:: Records for this exercise

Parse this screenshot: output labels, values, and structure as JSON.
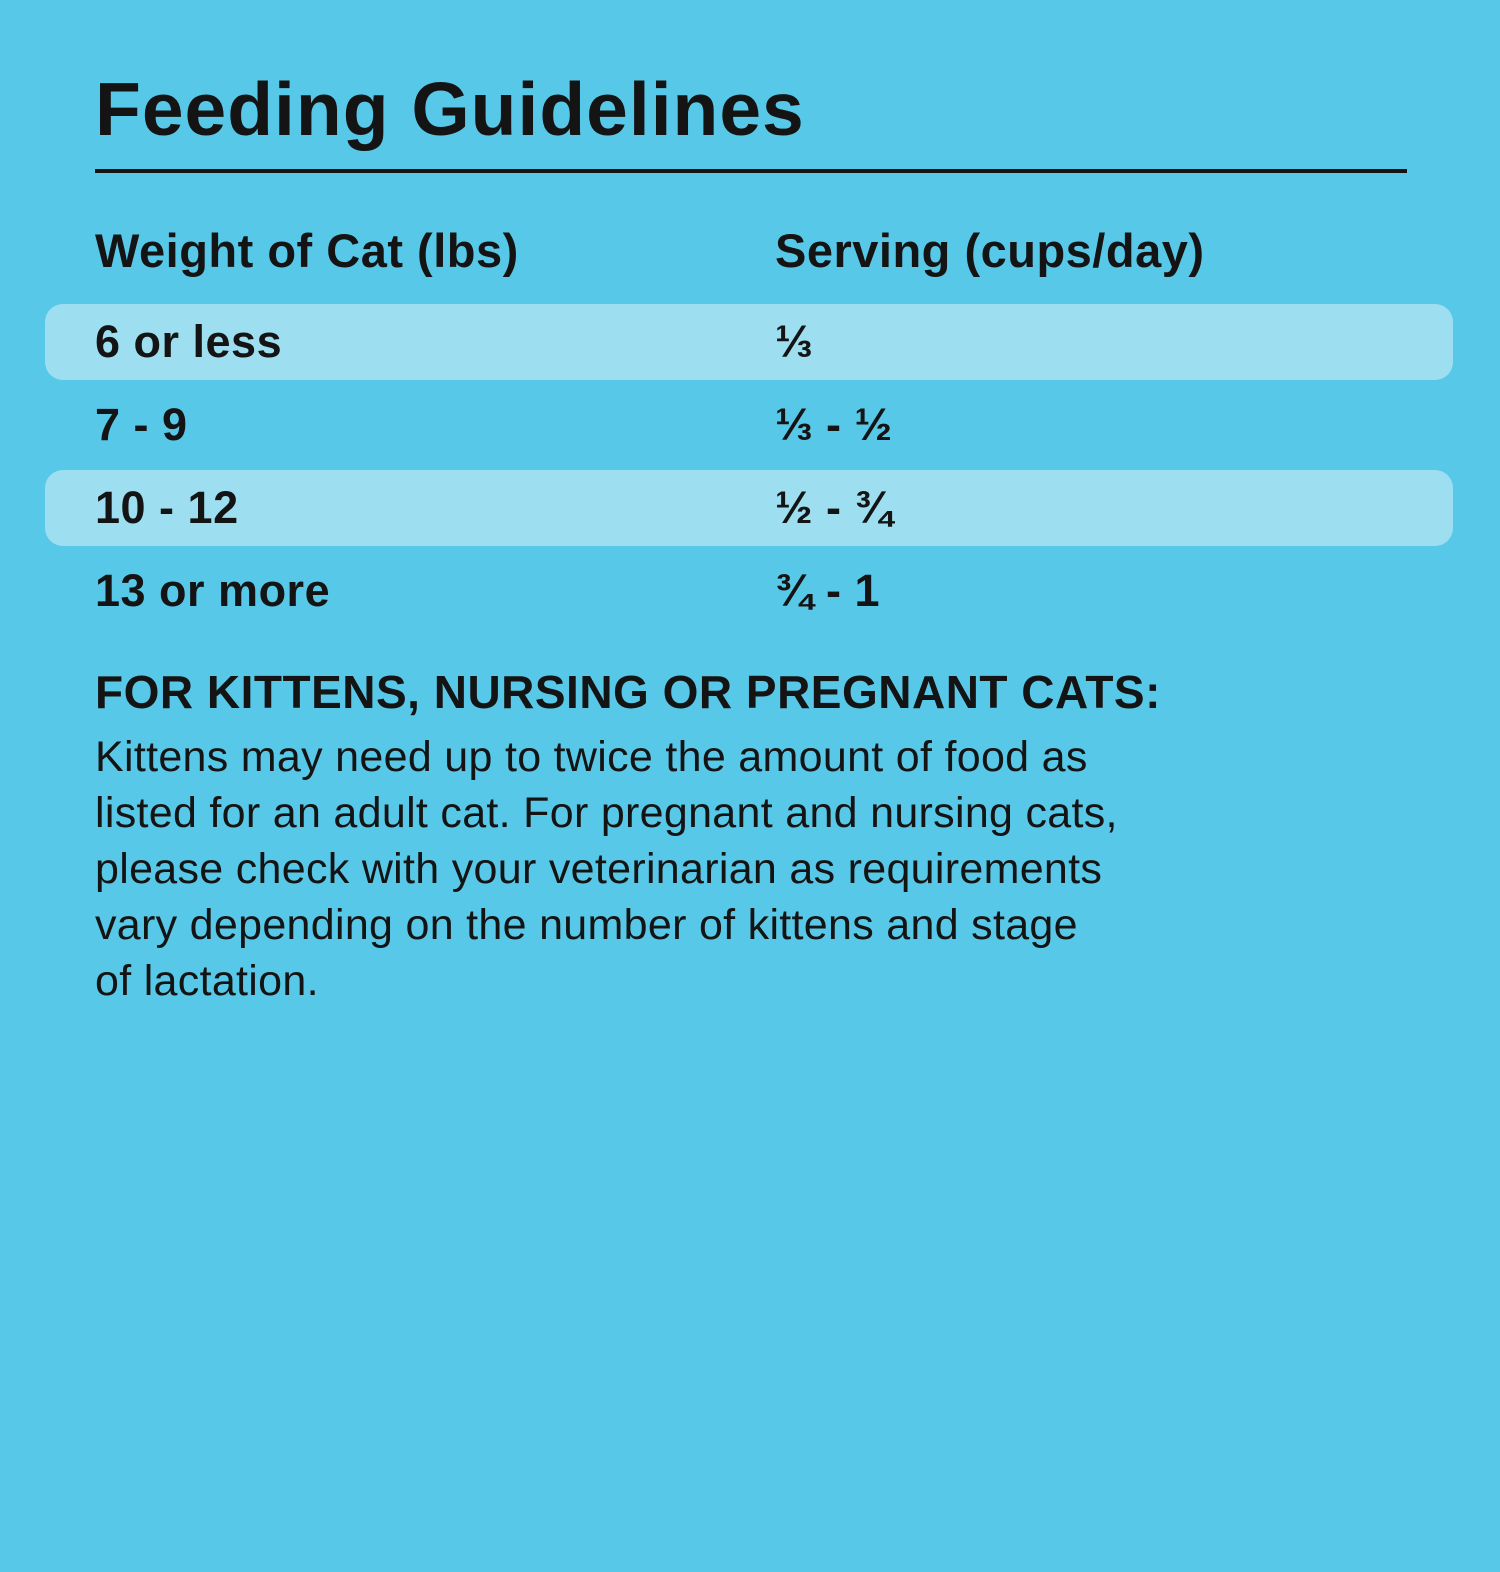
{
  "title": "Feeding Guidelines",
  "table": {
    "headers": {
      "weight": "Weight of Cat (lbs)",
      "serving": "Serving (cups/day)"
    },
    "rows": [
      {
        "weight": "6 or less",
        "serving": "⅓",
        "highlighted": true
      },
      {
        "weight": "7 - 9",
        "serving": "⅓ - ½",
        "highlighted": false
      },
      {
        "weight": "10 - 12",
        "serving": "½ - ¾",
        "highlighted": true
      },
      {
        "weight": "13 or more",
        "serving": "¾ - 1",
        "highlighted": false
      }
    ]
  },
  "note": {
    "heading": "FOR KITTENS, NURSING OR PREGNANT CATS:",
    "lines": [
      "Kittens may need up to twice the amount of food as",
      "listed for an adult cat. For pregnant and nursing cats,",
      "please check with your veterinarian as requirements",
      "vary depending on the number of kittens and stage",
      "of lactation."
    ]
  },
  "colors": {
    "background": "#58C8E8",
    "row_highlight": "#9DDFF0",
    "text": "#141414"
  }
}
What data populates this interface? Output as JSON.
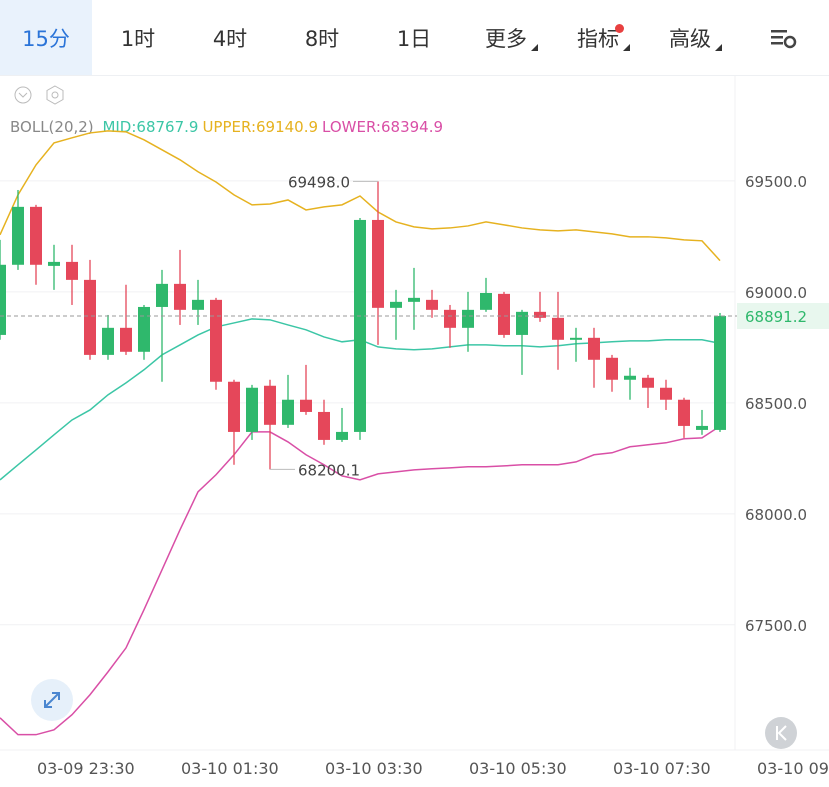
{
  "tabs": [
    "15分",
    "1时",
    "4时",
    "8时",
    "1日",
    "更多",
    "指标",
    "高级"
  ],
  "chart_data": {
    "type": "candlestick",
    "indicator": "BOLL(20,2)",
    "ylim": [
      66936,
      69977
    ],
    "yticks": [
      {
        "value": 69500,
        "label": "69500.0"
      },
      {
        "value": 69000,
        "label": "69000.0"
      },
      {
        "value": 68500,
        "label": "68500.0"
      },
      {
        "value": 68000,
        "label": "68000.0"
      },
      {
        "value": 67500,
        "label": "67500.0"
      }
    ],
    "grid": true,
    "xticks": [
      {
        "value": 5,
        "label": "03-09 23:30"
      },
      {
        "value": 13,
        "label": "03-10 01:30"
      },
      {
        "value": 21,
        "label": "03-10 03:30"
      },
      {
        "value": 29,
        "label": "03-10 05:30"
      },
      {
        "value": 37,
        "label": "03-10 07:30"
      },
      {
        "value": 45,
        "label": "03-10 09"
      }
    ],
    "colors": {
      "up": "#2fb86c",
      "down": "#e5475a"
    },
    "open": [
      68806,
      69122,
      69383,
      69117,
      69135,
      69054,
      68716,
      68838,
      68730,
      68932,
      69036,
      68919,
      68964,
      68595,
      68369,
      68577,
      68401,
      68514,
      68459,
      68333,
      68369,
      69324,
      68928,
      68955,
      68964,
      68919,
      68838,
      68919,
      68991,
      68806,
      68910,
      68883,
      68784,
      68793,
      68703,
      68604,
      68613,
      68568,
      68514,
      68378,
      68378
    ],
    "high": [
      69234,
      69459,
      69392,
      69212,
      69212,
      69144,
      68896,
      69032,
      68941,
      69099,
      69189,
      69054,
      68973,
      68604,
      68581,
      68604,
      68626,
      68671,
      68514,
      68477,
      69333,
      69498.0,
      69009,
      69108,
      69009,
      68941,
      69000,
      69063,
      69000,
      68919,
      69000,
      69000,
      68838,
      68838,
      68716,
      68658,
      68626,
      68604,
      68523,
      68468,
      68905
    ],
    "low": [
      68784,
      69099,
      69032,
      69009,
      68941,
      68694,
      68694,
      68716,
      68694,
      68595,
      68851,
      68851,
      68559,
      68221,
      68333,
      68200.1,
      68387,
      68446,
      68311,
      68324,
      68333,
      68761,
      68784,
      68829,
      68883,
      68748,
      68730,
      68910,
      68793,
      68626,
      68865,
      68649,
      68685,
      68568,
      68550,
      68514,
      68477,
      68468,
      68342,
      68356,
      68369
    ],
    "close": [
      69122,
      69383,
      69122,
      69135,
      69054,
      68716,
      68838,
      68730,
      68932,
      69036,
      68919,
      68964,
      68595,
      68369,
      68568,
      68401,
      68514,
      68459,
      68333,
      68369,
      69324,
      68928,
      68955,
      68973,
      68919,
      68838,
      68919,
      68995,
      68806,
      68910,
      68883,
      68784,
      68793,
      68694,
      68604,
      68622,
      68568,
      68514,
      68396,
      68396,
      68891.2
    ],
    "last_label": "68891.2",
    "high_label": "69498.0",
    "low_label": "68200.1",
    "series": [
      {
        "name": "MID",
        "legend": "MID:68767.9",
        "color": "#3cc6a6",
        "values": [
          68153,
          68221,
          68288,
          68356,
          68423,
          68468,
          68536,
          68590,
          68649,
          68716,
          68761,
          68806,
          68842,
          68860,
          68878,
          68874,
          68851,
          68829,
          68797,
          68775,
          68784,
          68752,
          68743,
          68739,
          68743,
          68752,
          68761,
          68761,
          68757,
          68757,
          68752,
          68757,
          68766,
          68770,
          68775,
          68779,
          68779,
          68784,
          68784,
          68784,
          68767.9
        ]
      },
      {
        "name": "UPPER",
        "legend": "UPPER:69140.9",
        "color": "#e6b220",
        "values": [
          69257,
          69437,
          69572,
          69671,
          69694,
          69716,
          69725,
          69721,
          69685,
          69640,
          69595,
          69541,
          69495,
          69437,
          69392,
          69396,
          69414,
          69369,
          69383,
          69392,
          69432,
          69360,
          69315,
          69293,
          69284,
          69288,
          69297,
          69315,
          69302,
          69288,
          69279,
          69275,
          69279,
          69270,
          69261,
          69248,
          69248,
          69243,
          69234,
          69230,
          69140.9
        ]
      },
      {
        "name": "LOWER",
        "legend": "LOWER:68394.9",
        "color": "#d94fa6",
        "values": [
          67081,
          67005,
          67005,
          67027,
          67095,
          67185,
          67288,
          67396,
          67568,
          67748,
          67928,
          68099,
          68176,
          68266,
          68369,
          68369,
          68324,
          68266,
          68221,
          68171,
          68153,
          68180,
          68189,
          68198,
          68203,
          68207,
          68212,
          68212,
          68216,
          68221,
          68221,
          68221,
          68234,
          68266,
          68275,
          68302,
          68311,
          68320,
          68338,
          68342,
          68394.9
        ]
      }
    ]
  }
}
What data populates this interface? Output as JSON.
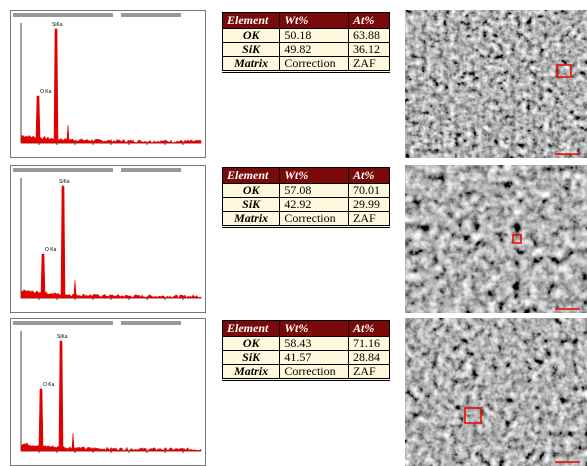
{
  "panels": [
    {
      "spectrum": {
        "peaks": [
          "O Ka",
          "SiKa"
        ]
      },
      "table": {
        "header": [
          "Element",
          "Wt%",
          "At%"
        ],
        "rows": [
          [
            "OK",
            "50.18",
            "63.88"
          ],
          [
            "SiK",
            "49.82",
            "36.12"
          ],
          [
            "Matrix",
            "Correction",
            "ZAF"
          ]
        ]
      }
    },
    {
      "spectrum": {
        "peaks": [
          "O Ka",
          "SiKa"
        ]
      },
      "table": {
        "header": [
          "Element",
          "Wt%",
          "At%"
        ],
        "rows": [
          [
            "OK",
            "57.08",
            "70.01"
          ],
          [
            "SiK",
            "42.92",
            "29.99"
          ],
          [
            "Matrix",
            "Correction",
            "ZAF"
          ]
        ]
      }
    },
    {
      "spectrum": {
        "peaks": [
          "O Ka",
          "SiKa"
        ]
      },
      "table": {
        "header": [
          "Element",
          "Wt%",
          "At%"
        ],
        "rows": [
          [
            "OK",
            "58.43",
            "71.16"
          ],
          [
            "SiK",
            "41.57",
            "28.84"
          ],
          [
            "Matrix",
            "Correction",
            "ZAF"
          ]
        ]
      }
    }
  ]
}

::::

» Task to carry out
Transcribe the complete set of entries verbatim. No pictures belong in the copy.

» Answer to this problem
Parse this screenshot: output labels, values, and structure as JSON.
{
  "title": "Feeding Guidelines",
  "table": {
    "headers": {
      "weight": "Weight of Cat (lbs)",
      "serving": "Serving (cups/day)"
    },
    "rows": [
      {
        "weight": "6 or less",
        "serving": "⅓",
        "highlighted": true
      },
      {
        "weight": "7 - 9",
        "serving": "⅓ - ½",
        "highlighted": false
      },
      {
        "weight": "10 - 12",
        "serving": "½ - ¾",
        "highlighted": true
      },
      {
        "weight": "13 or more",
        "serving": "¾ - 1",
        "highlighted": false
      }
    ]
  },
  "note": {
    "heading": "FOR KITTENS, NURSING OR PREGNANT CATS:",
    "lines": [
      "Kittens may need up to twice the amount of food as",
      "listed for an adult cat. For pregnant and nursing cats,",
      "please check with your veterinarian as requirements",
      "vary depending on the number of kittens and stage",
      "of lactation."
    ]
  },
  "colors": {
    "background": "#58C8E8",
    "row_highlight": "#9DDFF0",
    "text": "#141414"
  }
}
What data populates this interface? Output as JSON.
{
  "tabs": [
    "15分",
    "1时",
    "4时",
    "8时",
    "1日",
    "更多",
    "指标",
    "高级"
  ],
  "chart_data": {
    "type": "candlestick",
    "indicator": "BOLL(20,2)",
    "ylim": [
      66936,
      69977
    ],
    "yticks": [
      {
        "value": 69500,
        "label": "69500.0"
      },
      {
        "value": 69000,
        "label": "69000.0"
      },
      {
        "value": 68500,
        "label": "68500.0"
      },
      {
        "value": 68000,
        "label": "68000.0"
      },
      {
        "value": 67500,
        "label": "67500.0"
      }
    ],
    "grid": true,
    "xticks": [
      {
        "value": 5,
        "label": "03-09 23:30"
      },
      {
        "value": 13,
        "label": "03-10 01:30"
      },
      {
        "value": 21,
        "label": "03-10 03:30"
      },
      {
        "value": 29,
        "label": "03-10 05:30"
      },
      {
        "value": 37,
        "label": "03-10 07:30"
      },
      {
        "value": 45,
        "label": "03-10 09"
      }
    ],
    "colors": {
      "up": "#2fb86c",
      "down": "#e5475a"
    },
    "open": [
      68806,
      69122,
      69383,
      69117,
      69135,
      69054,
      68716,
      68838,
      68730,
      68932,
      69036,
      68919,
      68964,
      68595,
      68369,
      68577,
      68401,
      68514,
      68459,
      68333,
      68369,
      69324,
      68928,
      68955,
      68964,
      68919,
      68838,
      68919,
      68991,
      68806,
      68910,
      68883,
      68784,
      68793,
      68703,
      68604,
      68613,
      68568,
      68514,
      68378,
      68378
    ],
    "high": [
      69234,
      69459,
      69392,
      69212,
      69212,
      69144,
      68896,
      69032,
      68941,
      69099,
      69189,
      69054,
      68973,
      68604,
      68581,
      68604,
      68626,
      68671,
      68514,
      68477,
      69333,
      69498.0,
      69009,
      69108,
      69009,
      68941,
      69000,
      69063,
      69000,
      68919,
      69000,
      69000,
      68838,
      68838,
      68716,
      68658,
      68626,
      68604,
      68523,
      68468,
      68905
    ],
    "low": [
      68784,
      69099,
      69032,
      69009,
      68941,
      68694,
      68694,
      68716,
      68694,
      68595,
      68851,
      68851,
      68559,
      68221,
      68333,
      68200.1,
      68387,
      68446,
      68311,
      68324,
      68333,
      68761,
      68784,
      68829,
      68883,
      68748,
      68730,
      68910,
      68793,
      68626,
      68865,
      68649,
      68685,
      68568,
      68550,
      68514,
      68477,
      68468,
      68342,
      68356,
      68369
    ],
    "close": [
      69122,
      69383,
      69122,
      69135,
      69054,
      68716,
      68838,
      68730,
      68932,
      69036,
      68919,
      68964,
      68595,
      68369,
      68568,
      68401,
      68514,
      68459,
      68333,
      68369,
      69324,
      68928,
      68955,
      68973,
      68919,
      68838,
      68919,
      68995,
      68806,
      68910,
      68883,
      68784,
      68793,
      68694,
      68604,
      68622,
      68568,
      68514,
      68396,
      68396,
      68891.2
    ],
    "last_label": "68891.2",
    "high_label": "69498.0",
    "low_label": "68200.1",
    "series": [
      {
        "name": "MID",
        "legend": "MID:68767.9",
        "color": "#3cc6a6",
        "values": [
          68153,
          68221,
          68288,
          68356,
          68423,
          68468,
          68536,
          68590,
          68649,
          68716,
          68761,
          68806,
          68842,
          68860,
          68878,
          68874,
          68851,
          68829,
          68797,
          68775,
          68784,
          68752,
          68743,
          68739,
          68743,
          68752,
          68761,
          68761,
          68757,
          68757,
          68752,
          68757,
          68766,
          68770,
          68775,
          68779,
          68779,
          68784,
          68784,
          68784,
          68767.9
        ]
      },
      {
        "name": "UPPER",
        "legend": "UPPER:69140.9",
        "color": "#e6b220",
        "values": [
          69257,
          69437,
          69572,
          69671,
          69694,
          69716,
          69725,
          69721,
          69685,
          69640,
          69595,
          69541,
          69495,
          69437,
          69392,
          69396,
          69414,
          69369,
          69383,
          69392,
          69432,
          69360,
          69315,
          69293,
          69284,
          69288,
          69297,
          69315,
          69302,
          69288,
          69279,
          69275,
          69279,
          69270,
          69261,
          69248,
          69248,
          69243,
          69234,
          69230,
          69140.9
        ]
      },
      {
        "name": "LOWER",
        "legend": "LOWER:68394.9",
        "color": "#d94fa6",
        "values": [
          67081,
          67005,
          67005,
          67027,
          67095,
          67185,
          67288,
          67396,
          67568,
          67748,
          67928,
          68099,
          68176,
          68266,
          68369,
          68369,
          68324,
          68266,
          68221,
          68171,
          68153,
          68180,
          68189,
          68198,
          68203,
          68207,
          68212,
          68212,
          68216,
          68221,
          68221,
          68221,
          68234,
          68266,
          68275,
          68302,
          68311,
          68320,
          68338,
          68342,
          68394.9
        ]
      }
    ]
  }
}
What data populates this interface? Output as JSON.
{
  "panels": [
    {
      "spectrum": {
        "peaks": [
          "O Ka",
          "SiKa"
        ]
      },
      "table": {
        "header": [
          "Element",
          "Wt%",
          "At%"
        ],
        "rows": [
          [
            "OK",
            "50.18",
            "63.88"
          ],
          [
            "SiK",
            "49.82",
            "36.12"
          ],
          [
            "Matrix",
            "Correction",
            "ZAF"
          ]
        ]
      }
    },
    {
      "spectrum": {
        "peaks": [
          "O Ka",
          "SiKa"
        ]
      },
      "table": {
        "header": [
          "Element",
          "Wt%",
          "At%"
        ],
        "rows": [
          [
            "OK",
            "57.08",
            "70.01"
          ],
          [
            "SiK",
            "42.92",
            "29.99"
          ],
          [
            "Matrix",
            "Correction",
            "ZAF"
          ]
        ]
      }
    },
    {
      "spectrum": {
        "peaks": [
          "O Ka",
          "SiKa"
        ]
      },
      "table": {
        "header": [
          "Element",
          "Wt%",
          "At%"
        ],
        "rows": [
          [
            "OK",
            "58.43",
            "71.16"
          ],
          [
            "SiK",
            "41.57",
            "28.84"
          ],
          [
            "Matrix",
            "Correction",
            "ZAF"
          ]
        ]
      }
    }
  ]
}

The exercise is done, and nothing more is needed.